■ Stated exercise 1 ■
According to the regulatory requirements passage, who must authorize proposed alternatives under 10 CFR 50.55a(a)(3)?
■ Stated exercise 2 ■
Extend the regulatory requirements passage, picking up right after its final sentence.

■ Passage to read ■
3.0 REGULATORY REQUIREMENTS The inservice inspection (ISI) of ASME Code Class 1, 2 and 3 components in nuclear plants is to be performed in accordance with the ASME Code,Section XI and applicable editions and addenda as required by Section 50.55a(g) of Title 10 of the Code of Federal Regulations (10 CFR), except where specific relief has been granted by the Commission pursuant to 10 CFR 50.55a(g)(6)(i). The regulation in 10 CFR 50.55a(a)(3) states Proposed alternatives to the requirements of paragraphs (c), (d), (e), (f), (g), and (h) of this section or portions thereof may be used when authorized by the Director of the Office of Nuclear Reactor Regulation. The Enclosure
applicant shall demonstrate that (i) the proposed alternatives would provide an acceptable level of quality and safety, or (ii) compliance with the specified requirements of this section would result in hardship or unusual difficulty without a compensating increase in the level of quality and safety.

Records:
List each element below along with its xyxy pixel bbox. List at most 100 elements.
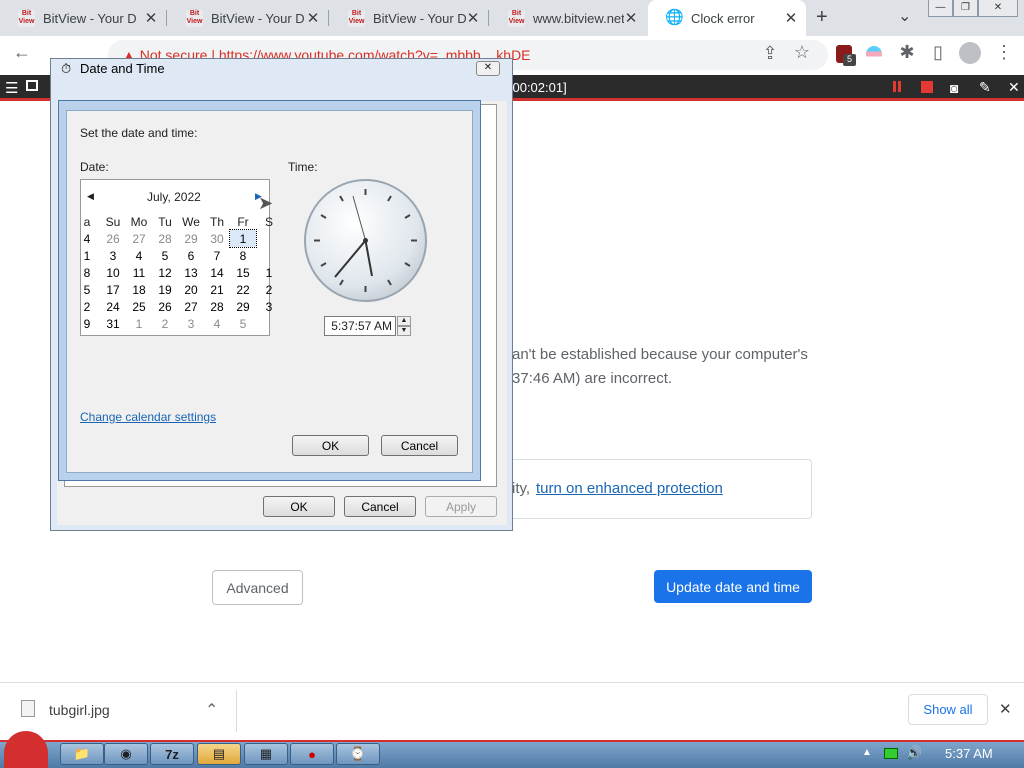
- change-calendar-settings-link[interactable]: Change calendar settings: [80, 410, 216, 424]
- recorder-window-icon[interactable]: [26, 80, 38, 91]
- tab-1[interactable]: Bit View BitView - Your D ✕: [0, 0, 166, 36]
- calendar-day[interactable]: 12: [152, 264, 178, 281]
- time-input[interactable]: 5:37:57 AM: [324, 316, 396, 336]
- calendar-day[interactable]: 27: [178, 298, 204, 315]
- calendar-day[interactable]: 31: [100, 315, 126, 332]
- calendar-day[interactable]: 3: [256, 298, 282, 315]
- calendar-month[interactable]: July, 2022: [147, 190, 201, 204]
- calendar-day[interactable]: 27: [126, 230, 152, 247]
- apply-button[interactable]: Apply: [425, 496, 497, 517]
- tab-4[interactable]: Bit View www.bitview.net ✕: [490, 0, 646, 36]
- calendar-day[interactable]: 22: [230, 281, 256, 298]
- calendar-day[interactable]: 2: [256, 281, 282, 298]
- outer-ok-button[interactable]: OK: [263, 496, 335, 517]
- shelf-close-icon[interactable]: ✕: [999, 700, 1012, 718]
- restore-button[interactable]: ❐: [953, 0, 978, 17]
- calendar-day[interactable]: 4: [126, 247, 152, 264]
- tab-close-icon[interactable]: ✕: [466, 9, 480, 27]
- calendar-day[interactable]: 5: [230, 315, 256, 332]
- camera-icon[interactable]: ◙: [950, 80, 958, 96]
- calendar-day[interactable]: 28: [204, 298, 230, 315]
- tab-close-icon[interactable]: ✕: [144, 9, 158, 27]
- enhanced-protection-link[interactable]: turn on enhanced protection: [536, 480, 723, 497]
- tray-network-icon[interactable]: [884, 748, 898, 759]
- taskbar-datetime-icon[interactable]: ⌚: [336, 743, 380, 765]
- pause-icon[interactable]: [893, 81, 896, 92]
- tray-show-hidden-icon[interactable]: ▲: [862, 747, 872, 758]
- window-close-button[interactable]: ✕: [978, 0, 1018, 17]
- calendar-day[interactable]: 29: [178, 230, 204, 247]
- calendar-day[interactable]: 17: [100, 281, 126, 298]
- calendar-day[interactable]: 26: [100, 230, 126, 247]
- show-all-button[interactable]: Show all: [908, 694, 988, 725]
- calendar-day[interactable]: 18: [126, 281, 152, 298]
- flag-extension-icon[interactable]: [866, 46, 882, 62]
- calendar-day[interactable]: 14: [204, 264, 230, 281]
- dialog-close-button[interactable]: ✕: [476, 61, 500, 76]
- tab-3[interactable]: Bit View BitView - Your D ✕: [330, 0, 488, 36]
- tab-search-button[interactable]: ⌄: [898, 6, 911, 26]
- taskbar-clock[interactable]: 5:37 AM: [945, 746, 993, 761]
- calendar-day-selected[interactable]: 1: [229, 229, 257, 248]
- tab-close-icon[interactable]: ✕: [624, 9, 638, 27]
- calendar-day[interactable]: 1: [126, 315, 152, 332]
- download-options-chevron-icon[interactable]: ⌃: [205, 700, 218, 720]
- share-icon[interactable]: ⇪: [758, 43, 782, 64]
- taskbar-chrome-icon[interactable]: ◉: [104, 743, 148, 765]
- calendar-day[interactable]: 21: [204, 281, 230, 298]
- calendar-day[interactable]: 6: [178, 247, 204, 264]
- calendar-day[interactable]: 2: [152, 315, 178, 332]
- tab-2[interactable]: Bit View BitView - Your D ✕: [168, 0, 328, 36]
- calendar-day[interactable]: [256, 247, 282, 264]
- calendar-day[interactable]: 20: [178, 281, 204, 298]
- calendar-day[interactable]: 24: [100, 298, 126, 315]
- inner-cancel-button[interactable]: Cancel: [381, 435, 458, 456]
- bookmark-star-icon[interactable]: ☆: [790, 42, 814, 63]
- taskbar-folder-icon[interactable]: ▤: [197, 743, 241, 765]
- browser-menu-icon[interactable]: ⋮: [992, 42, 1016, 63]
- time-up-icon[interactable]: ▲: [397, 316, 411, 326]
- calendar-day[interactable]: 26: [152, 298, 178, 315]
- calendar-day[interactable]: 30: [204, 230, 230, 247]
- calendar-day[interactable]: [256, 315, 282, 332]
- tab-close-icon[interactable]: ✕: [784, 9, 798, 27]
- calendar-day[interactable]: 11: [126, 264, 152, 281]
- calendar-day[interactable]: 7: [204, 247, 230, 264]
- new-tab-button[interactable]: +: [816, 6, 828, 29]
- calendar-day[interactable]: 8: [230, 247, 256, 264]
- advanced-button[interactable]: Advanced: [212, 570, 303, 605]
- extensions-puzzle-icon[interactable]: ✱: [895, 42, 919, 63]
- tab-5-active[interactable]: 🌐 Clock error ✕: [648, 0, 806, 36]
- inner-ok-button[interactable]: OK: [292, 435, 369, 456]
- taskbar-recorder-icon[interactable]: ●: [290, 743, 334, 765]
- calendar-day[interactable]: 13: [178, 264, 204, 281]
- calendar-day[interactable]: 3: [100, 247, 126, 264]
- calendar-day[interactable]: 10: [100, 264, 126, 281]
- prev-month-icon[interactable]: ◀: [87, 191, 94, 202]
- tray-volume-icon[interactable]: 🔊: [906, 745, 922, 761]
- tab-close-icon[interactable]: ✕: [306, 9, 320, 27]
- taskbar-notepad-icon[interactable]: ▦: [244, 743, 288, 765]
- calendar-day[interactable]: 19: [152, 281, 178, 298]
- outer-cancel-button[interactable]: Cancel: [344, 496, 416, 517]
- taskbar-explorer-icon[interactable]: 📁: [60, 743, 104, 765]
- start-button-angry-bird-icon[interactable]: [4, 731, 48, 768]
- pen-icon[interactable]: ✎: [979, 79, 991, 96]
- taskbar-7zip-icon[interactable]: 7z: [150, 743, 194, 765]
- profile-avatar[interactable]: [959, 42, 981, 64]
- calendar-day[interactable]: 4: [204, 315, 230, 332]
- calendar-day[interactable]: 5: [152, 247, 178, 264]
- recorder-menu-icon[interactable]: ☰: [5, 79, 18, 97]
- recorder-close-icon[interactable]: ✕: [1008, 79, 1020, 96]
- back-button[interactable]: ←: [10, 42, 34, 63]
- side-panel-icon[interactable]: ▯: [926, 42, 950, 63]
- stop-icon[interactable]: [921, 81, 933, 93]
- calendar-day[interactable]: 3: [178, 315, 204, 332]
- minimize-button[interactable]: —: [928, 0, 953, 17]
- download-filename[interactable]: tubgirl.jpg: [49, 702, 110, 718]
- update-date-time-button[interactable]: Update date and time: [654, 570, 812, 603]
- calendar-day[interactable]: 25: [126, 298, 152, 315]
- time-down-icon[interactable]: ▼: [397, 326, 411, 336]
- calendar-day[interactable]: 15: [230, 264, 256, 281]
- calendar-day[interactable]: [256, 230, 282, 247]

■ Task output 1 ■
The Director of the Office of Nuclear Reactor Regulation.

■ Task output 2 ■
The Oconee replacement steam generators were designed to the 1989 ASME Code. The reactor coolant system piping was requalified to the 1983 Code during the steam generator replacement project. Therefore, this relief request references the requirements of ASME Code,Section III 1983 edition, no addendum, with respect to the affected piping welds.
The 1983 edition of ASME Code,Section XI, IWA-4120(a) states Repairs shall be performed in accordance with the Owners Design Specification and the original Construction Code of the component or system. Later Editions and Addenda of the Construction Code or of Section III, either in their entirety or portions thereof, and Code Cases may be used. The construction code for the Unit 1 reactor coolant pressure boundary piping (RCPB) is the United States of America Standards (USAS) B31.7 Class 1 criteria. The licensee evaluated the RCPB piping, including the steam generator nozzle welds, to the 1983 edition of the ASME Code during the steam generator replacement project. Paragraph NB-4232 of the 1983 edition of the ASME Code specifies alignment requirements for welds when components are welded from two sides.
NB-4232.1 requires that offsets be faired to at least a 3:1 taper over the width of the finished weld.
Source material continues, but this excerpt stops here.